Provided data:

* * *

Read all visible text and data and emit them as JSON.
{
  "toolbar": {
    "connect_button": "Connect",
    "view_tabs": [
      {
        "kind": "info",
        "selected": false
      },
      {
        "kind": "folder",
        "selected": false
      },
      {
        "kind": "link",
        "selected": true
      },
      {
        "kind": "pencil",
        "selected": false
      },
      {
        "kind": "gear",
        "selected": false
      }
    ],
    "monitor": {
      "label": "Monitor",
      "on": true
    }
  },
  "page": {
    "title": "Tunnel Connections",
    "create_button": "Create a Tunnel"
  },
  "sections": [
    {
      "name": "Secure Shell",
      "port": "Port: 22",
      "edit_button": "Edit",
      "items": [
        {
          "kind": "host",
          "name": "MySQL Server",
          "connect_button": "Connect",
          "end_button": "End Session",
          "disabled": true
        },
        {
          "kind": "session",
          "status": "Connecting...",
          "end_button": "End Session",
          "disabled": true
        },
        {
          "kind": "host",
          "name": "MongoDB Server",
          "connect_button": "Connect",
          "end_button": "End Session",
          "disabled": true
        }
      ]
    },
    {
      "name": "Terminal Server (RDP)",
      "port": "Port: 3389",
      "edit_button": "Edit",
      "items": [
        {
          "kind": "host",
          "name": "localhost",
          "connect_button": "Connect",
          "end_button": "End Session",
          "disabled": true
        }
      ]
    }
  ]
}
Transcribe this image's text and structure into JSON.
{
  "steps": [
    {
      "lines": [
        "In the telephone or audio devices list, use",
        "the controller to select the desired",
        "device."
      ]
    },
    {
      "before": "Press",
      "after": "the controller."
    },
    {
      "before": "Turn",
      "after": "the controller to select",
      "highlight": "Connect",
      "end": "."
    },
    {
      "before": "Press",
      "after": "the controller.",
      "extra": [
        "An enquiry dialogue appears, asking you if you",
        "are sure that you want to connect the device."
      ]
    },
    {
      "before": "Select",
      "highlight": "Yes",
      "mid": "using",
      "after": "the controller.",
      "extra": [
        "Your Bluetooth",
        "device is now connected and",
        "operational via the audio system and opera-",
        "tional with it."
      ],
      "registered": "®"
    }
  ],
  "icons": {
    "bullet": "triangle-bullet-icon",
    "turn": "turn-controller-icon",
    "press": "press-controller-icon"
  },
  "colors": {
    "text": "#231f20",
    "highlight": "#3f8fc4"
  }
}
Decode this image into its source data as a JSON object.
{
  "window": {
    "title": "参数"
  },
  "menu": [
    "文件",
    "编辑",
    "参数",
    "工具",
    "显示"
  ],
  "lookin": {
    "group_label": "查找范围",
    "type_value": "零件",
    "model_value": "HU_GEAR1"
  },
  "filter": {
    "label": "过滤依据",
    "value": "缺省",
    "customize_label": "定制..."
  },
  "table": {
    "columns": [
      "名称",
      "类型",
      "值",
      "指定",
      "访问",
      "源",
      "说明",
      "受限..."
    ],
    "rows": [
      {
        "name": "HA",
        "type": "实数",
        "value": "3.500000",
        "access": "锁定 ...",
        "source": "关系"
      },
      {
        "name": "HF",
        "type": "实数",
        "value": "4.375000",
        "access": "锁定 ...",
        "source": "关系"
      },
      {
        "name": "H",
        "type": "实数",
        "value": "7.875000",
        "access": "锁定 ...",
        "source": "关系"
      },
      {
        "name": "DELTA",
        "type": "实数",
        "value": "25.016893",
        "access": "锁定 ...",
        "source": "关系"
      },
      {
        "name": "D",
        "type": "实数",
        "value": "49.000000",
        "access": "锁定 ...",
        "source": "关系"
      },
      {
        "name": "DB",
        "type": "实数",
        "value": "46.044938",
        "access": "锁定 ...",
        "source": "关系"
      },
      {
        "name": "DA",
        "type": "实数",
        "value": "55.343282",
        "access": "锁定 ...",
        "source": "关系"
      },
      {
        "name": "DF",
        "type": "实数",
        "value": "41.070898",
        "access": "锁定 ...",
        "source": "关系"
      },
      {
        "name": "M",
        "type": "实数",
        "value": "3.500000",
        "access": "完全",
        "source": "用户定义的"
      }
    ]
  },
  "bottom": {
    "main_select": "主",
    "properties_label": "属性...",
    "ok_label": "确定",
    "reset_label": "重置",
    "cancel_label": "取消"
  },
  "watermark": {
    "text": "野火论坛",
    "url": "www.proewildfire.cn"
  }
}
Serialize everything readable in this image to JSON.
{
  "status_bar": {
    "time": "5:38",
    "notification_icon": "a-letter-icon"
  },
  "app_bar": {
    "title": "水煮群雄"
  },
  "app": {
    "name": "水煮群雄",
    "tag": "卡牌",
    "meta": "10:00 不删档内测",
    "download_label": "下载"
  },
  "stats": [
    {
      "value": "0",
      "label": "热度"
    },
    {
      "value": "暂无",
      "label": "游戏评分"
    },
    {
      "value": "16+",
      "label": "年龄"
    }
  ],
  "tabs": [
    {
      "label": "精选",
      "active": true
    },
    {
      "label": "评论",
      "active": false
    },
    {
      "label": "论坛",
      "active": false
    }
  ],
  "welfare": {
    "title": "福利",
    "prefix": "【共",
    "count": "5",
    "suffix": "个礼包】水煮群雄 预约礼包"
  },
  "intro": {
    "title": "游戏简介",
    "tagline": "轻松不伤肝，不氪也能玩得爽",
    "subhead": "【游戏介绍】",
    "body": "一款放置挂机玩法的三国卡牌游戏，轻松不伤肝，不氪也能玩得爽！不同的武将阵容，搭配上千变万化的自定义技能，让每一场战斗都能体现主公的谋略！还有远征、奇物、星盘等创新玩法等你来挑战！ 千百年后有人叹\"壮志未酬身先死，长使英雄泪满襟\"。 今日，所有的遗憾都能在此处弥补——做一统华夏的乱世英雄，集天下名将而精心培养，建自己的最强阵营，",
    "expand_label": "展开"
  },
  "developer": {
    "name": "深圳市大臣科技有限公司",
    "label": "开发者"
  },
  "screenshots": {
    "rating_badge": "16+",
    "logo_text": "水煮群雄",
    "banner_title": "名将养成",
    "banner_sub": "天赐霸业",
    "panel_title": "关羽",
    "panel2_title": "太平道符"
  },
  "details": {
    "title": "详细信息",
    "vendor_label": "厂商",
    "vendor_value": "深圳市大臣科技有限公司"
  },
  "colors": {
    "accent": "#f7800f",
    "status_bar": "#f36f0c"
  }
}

* * *

Written instruction:
The entries above should be repeated exactly, every one of them.

Output for this exercise:
Read all visible text and data and emit them as JSON.
{
  "toolbar": {
    "connect_button": "Connect",
    "view_tabs": [
      {
        "kind": "info",
        "selected": false
      },
      {
        "kind": "folder",
        "selected": false
      },
      {
        "kind": "link",
        "selected": true
      },
      {
        "kind": "pencil",
        "selected": false
      },
      {
        "kind": "gear",
        "selected": false
      }
    ],
    "monitor": {
      "label": "Monitor",
      "on": true
    }
  },
  "page": {
    "title": "Tunnel Connections",
    "create_button": "Create a Tunnel"
  },
  "sections": [
    {
      "name": "Secure Shell",
      "port": "Port: 22",
      "edit_button": "Edit",
      "items": [
        {
          "kind": "host",
          "name": "MySQL Server",
          "connect_button": "Connect",
          "end_button": "End Session",
          "disabled": true
        },
        {
          "kind": "session",
          "status": "Connecting...",
          "end_button": "End Session",
          "disabled": true
        },
        {
          "kind": "host",
          "name": "MongoDB Server",
          "connect_button": "Connect",
          "end_button": "End Session",
          "disabled": true
        }
      ]
    },
    {
      "name": "Terminal Server (RDP)",
      "port": "Port: 3389",
      "edit_button": "Edit",
      "items": [
        {
          "kind": "host",
          "name": "localhost",
          "connect_button": "Connect",
          "end_button": "End Session",
          "disabled": true
        }
      ]
    }
  ]
}
Transcribe this image's text and structure into JSON.
{
  "steps": [
    {
      "lines": [
        "In the telephone or audio devices list, use",
        "the controller to select the desired",
        "device."
      ]
    },
    {
      "before": "Press",
      "after": "the controller."
    },
    {
      "before": "Turn",
      "after": "the controller to select",
      "highlight": "Connect",
      "end": "."
    },
    {
      "before": "Press",
      "after": "the controller.",
      "extra": [
        "An enquiry dialogue appears, asking you if you",
        "are sure that you want to connect the device."
      ]
    },
    {
      "before": "Select",
      "highlight": "Yes",
      "mid": "using",
      "after": "the controller.",
      "extra": [
        "Your Bluetooth",
        "device is now connected and",
        "operational via the audio system and opera-",
        "tional with it."
      ],
      "registered": "®"
    }
  ],
  "icons": {
    "bullet": "triangle-bullet-icon",
    "turn": "turn-controller-icon",
    "press": "press-controller-icon"
  },
  "colors": {
    "text": "#231f20",
    "highlight": "#3f8fc4"
  }
}
Decode this image into its source data as a JSON object.
{
  "window": {
    "title": "参数"
  },
  "menu": [
    "文件",
    "编辑",
    "参数",
    "工具",
    "显示"
  ],
  "lookin": {
    "group_label": "查找范围",
    "type_value": "零件",
    "model_value": "HU_GEAR1"
  },
  "filter": {
    "label": "过滤依据",
    "value": "缺省",
    "customize_label": "定制..."
  },
  "table": {
    "columns": [
      "名称",
      "类型",
      "值",
      "指定",
      "访问",
      "源",
      "说明",
      "受限..."
    ],
    "rows": [
      {
        "name": "HA",
        "type": "实数",
        "value": "3.500000",
        "access": "锁定 ...",
        "source": "关系"
      },
      {
        "name": "HF",
        "type": "实数",
        "value": "4.375000",
        "access": "锁定 ...",
        "source": "关系"
      },
      {
        "name": "H",
        "type": "实数",
        "value": "7.875000",
        "access": "锁定 ...",
        "source": "关系"
      },
      {
        "name": "DELTA",
        "type": "实数",
        "value": "25.016893",
        "access": "锁定 ...",
        "source": "关系"
      },
      {
        "name": "D",
        "type": "实数",
        "value": "49.000000",
        "access": "锁定 ...",
        "source": "关系"
      },
      {
        "name": "DB",
        "type": "实数",
        "value": "46.044938",
        "access": "锁定 ...",
        "source": "关系"
      },
      {
        "name": "DA",
        "type": "实数",
        "value": "55.343282",
        "access": "锁定 ...",
        "source": "关系"
      },
      {
        "name": "DF",
        "type": "实数",
        "value": "41.070898",
        "access": "锁定 ...",
        "source": "关系"
      },
      {
        "name": "M",
        "type": "实数",
        "value": "3.500000",
        "access": "完全",
        "source": "用户定义的"
      }
    ]
  },
  "bottom": {
    "main_select": "主",
    "properties_label": "属性...",
    "ok_label": "确定",
    "reset_label": "重置",
    "cancel_label": "取消"
  },
  "watermark": {
    "text": "野火论坛",
    "url": "www.proewildfire.cn"
  }
}
Serialize everything readable in this image to JSON.
{
  "status_bar": {
    "time": "5:38",
    "notification_icon": "a-letter-icon"
  },
  "app_bar": {
    "title": "水煮群雄"
  },
  "app": {
    "name": "水煮群雄",
    "tag": "卡牌",
    "meta": "10:00 不删档内测",
    "download_label": "下载"
  },
  "stats": [
    {
      "value": "0",
      "label": "热度"
    },
    {
      "value": "暂无",
      "label": "游戏评分"
    },
    {
      "value": "16+",
      "label": "年龄"
    }
  ],
  "tabs": [
    {
      "label": "精选",
      "active": true
    },
    {
      "label": "评论",
      "active": false
    },
    {
      "label": "论坛",
      "active": false
    }
  ],
  "welfare": {
    "title": "福利",
    "prefix": "【共",
    "count": "5",
    "suffix": "个礼包】水煮群雄 预约礼包"
  },
  "intro": {
    "title": "游戏简介",
    "tagline": "轻松不伤肝，不氪也能玩得爽",
    "subhead": "【游戏介绍】",
    "body": "一款放置挂机玩法的三国卡牌游戏，轻松不伤肝，不氪也能玩得爽！不同的武将阵容，搭配上千变万化的自定义技能，让每一场战斗都能体现主公的谋略！还有远征、奇物、星盘等创新玩法等你来挑战！ 千百年后有人叹\"壮志未酬身先死，长使英雄泪满襟\"。 今日，所有的遗憾都能在此处弥补——做一统华夏的乱世英雄，集天下名将而精心培养，建自己的最强阵营，",
    "expand_label": "展开"
  },
  "developer": {
    "name": "深圳市大臣科技有限公司",
    "label": "开发者"
  },
  "screenshots": {
    "rating_badge": "16+",
    "logo_text": "水煮群雄",
    "banner_title": "名将养成",
    "banner_sub": "天赐霸业",
    "panel_title": "关羽",
    "panel2_title": "太平道符"
  },
  "details": {
    "title": "详细信息",
    "vendor_label": "厂商",
    "vendor_value": "深圳市大臣科技有限公司"
  },
  "colors": {
    "accent": "#f7800f",
    "status_bar": "#f36f0c"
  }
}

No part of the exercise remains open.